Page excerpt >>
Feedlots, turning the corner?

The liquidation of the country's cattle herd continues.

Derrell Peel, Livestock marketing specialist

October 24, 2022

3 Min Read

The latest USDA Cattle on Feed report pegged the October 1 cattle on feed inventory at 11.449 million head, down 0.9 percent year over year. This is the first year over year decrease in the monthly on-feed inventory since December 2021. Among the largest feedlot states, on-feed totals in Texas and Nebraska remain higher year over year, up 3.3 and 3.8 percent respectively while feedlot totals are down in Kansas, 6.7 percent lower year over year and Colorado, down 5.3 percent from last year.

The quarterly breakdown of steers and heifers for October 1 showed that the number of steers on feed was down 2.3 percent from last year while the number of heifers was up 1.4 percent year over year. The number of heifers on feed indicates continued liquidation in the cattle herd with heifers on feed representing 39.7 percent of total feedlot inventories, the highest heifer on feed percentage in 21 years since October 2001. The number of heifers on feed in Texas on October 1 was up 13.1 percent year over year, giving Texas an unusually large share of total heifers on feed and the highest Texas total for heifers on feed since 2001. This is consistent with the severe drought conditions in the southern plains this year.

To-do list >>
**1)** Answer these from the feedlot article:
(a) What was the October 1 cattle on feed inventory?
(b) By what percentage were Kansas feedlot totals lower year over year?
(c) What share of total feedlot inventories did heifers on feed represent?
**2)** Count the lines of the records that contain the string "sabes", and give only the number.
The text and the records have nothing to do with each other.

Material shown >>
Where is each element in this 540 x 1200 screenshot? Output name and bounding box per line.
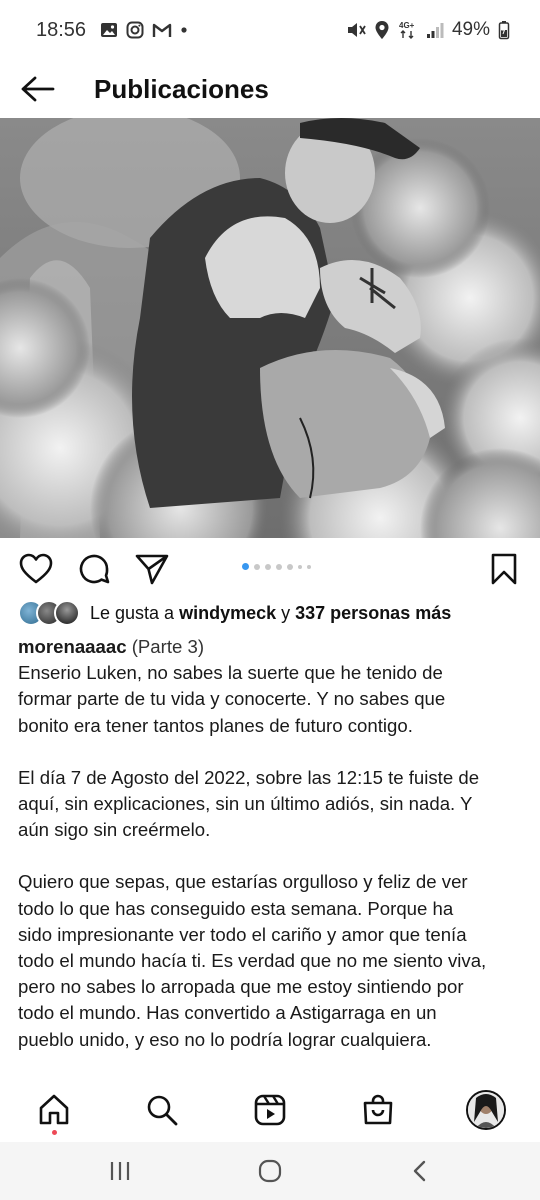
post-photo[interactable] — [0, 118, 540, 538]
mute-icon — [346, 20, 366, 40]
send-icon — [135, 554, 169, 585]
bookmark-icon — [491, 553, 517, 585]
battery-percent: 49% — [451, 19, 490, 40]
search-icon — [147, 1095, 178, 1126]
carousel-dot — [287, 563, 293, 570]
carousel-dot — [298, 564, 302, 569]
status-bar: 18:56 4G+ 49% — [0, 0, 540, 60]
caption-header: morenaaaac (Parte 3) — [18, 634, 528, 660]
status-right: 4G+ 49% — [346, 19, 510, 41]
instagram-icon — [126, 21, 144, 39]
caption-line: todo el mundo. Has convertido a Astigarr… — [18, 1002, 437, 1024]
page-title: Publicaciones — [94, 73, 269, 104]
carousel-dot — [265, 563, 271, 570]
carousel-dot — [307, 564, 311, 569]
nav-search[interactable] — [138, 1086, 186, 1134]
like-button[interactable] — [18, 551, 54, 587]
nav-home[interactable] — [30, 1086, 78, 1135]
system-navigation-bar — [0, 1142, 540, 1200]
caption-line: sido impresionante ver todo el cariño y … — [18, 923, 467, 945]
comment-icon — [79, 554, 110, 584]
likes-others[interactable]: 337 personas más — [295, 603, 451, 623]
gmail-icon — [152, 22, 172, 38]
recent-apps-icon — [110, 1162, 130, 1180]
likes-prefix: Le gusta a — [90, 602, 180, 623]
post-photo-illustration — [0, 118, 540, 538]
dot-icon — [180, 26, 188, 34]
caption-line: aquí, sin explicaciones, sin un último a… — [18, 793, 473, 815]
likes-summary[interactable]: Le gusta a windymeck y 337 personas más — [18, 598, 528, 628]
top-header: Publicaciones — [0, 60, 540, 118]
back-chevron-icon — [413, 1160, 426, 1182]
back-arrow-icon — [21, 76, 55, 102]
nav-profile[interactable] — [462, 1086, 510, 1134]
caption-line: pero no sabes lo arropada que me estoy s… — [18, 976, 464, 998]
system-back-button[interactable] — [400, 1154, 440, 1188]
carousel-dot — [276, 563, 282, 570]
caption-part: (Parte 3) — [131, 636, 205, 657]
caption-line: pueblo unido, y eso no lo podría lograr … — [18, 1028, 432, 1050]
post-action-bar — [0, 545, 540, 591]
notification-dot — [52, 1130, 57, 1135]
caption-line: Enserio Luken, no sabes la suerte que he… — [18, 662, 443, 684]
caption-line: todo el mundo hacía ti. Es verdad que no… — [18, 950, 487, 972]
nav-shop[interactable] — [354, 1086, 402, 1134]
caption-line: formar parte de tu vida y conocerte. Y n… — [18, 688, 446, 710]
home-icon — [39, 1094, 69, 1125]
heart-icon — [19, 553, 53, 584]
caption-line: aún sigo sin creérmelo. — [18, 819, 211, 841]
status-left: 18:56 — [36, 19, 188, 42]
battery-icon — [498, 20, 510, 40]
location-icon — [374, 20, 390, 40]
carousel-indicator — [242, 563, 311, 570]
caption-line: Quiero que sepas, que estarías orgulloso… — [18, 871, 468, 893]
caption-line: El día 7 de Agosto del 2022, sobre las 1… — [18, 766, 480, 788]
comment-button[interactable] — [76, 551, 112, 587]
liker-avatar — [54, 600, 80, 626]
likes-user[interactable]: windymeck — [179, 603, 276, 623]
home-system-button[interactable] — [250, 1154, 290, 1188]
caption-line: bonito era tener tantos planes de futuro… — [18, 714, 413, 736]
shop-icon — [363, 1094, 393, 1125]
back-button[interactable] — [2, 60, 74, 118]
network-4g-label: 4G+ — [399, 21, 415, 30]
reels-icon — [254, 1094, 286, 1126]
liker-avatars — [18, 600, 84, 626]
network-4g-icon: 4G+ — [398, 20, 418, 40]
gallery-icon — [100, 21, 118, 39]
home-circle-icon — [258, 1159, 282, 1183]
caption-line: todo lo que has conseguido esta semana. … — [18, 897, 454, 919]
bottom-navigation — [0, 1078, 540, 1142]
caption-username[interactable]: morenaaaac — [18, 636, 127, 657]
status-time: 18:56 — [36, 18, 87, 41]
share-button[interactable] — [134, 551, 170, 587]
recent-apps-button[interactable] — [100, 1154, 140, 1188]
nav-reels[interactable] — [246, 1086, 294, 1134]
signal-icon — [426, 21, 444, 39]
carousel-dot — [242, 563, 249, 570]
save-button[interactable] — [486, 551, 522, 587]
profile-avatar — [466, 1090, 506, 1130]
carousel-dot — [254, 563, 260, 570]
post-caption: morenaaaac (Parte 3) Enserio Luken, no s… — [18, 634, 528, 1053]
likes-text: Le gusta a windymeck y 337 personas más — [90, 603, 451, 624]
likes-middle: y — [276, 602, 296, 623]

List of solutions >>
**1)**
(a) 11.449 million head
(b) 6.7 percent
(c) 39.7 percent

**2)** 2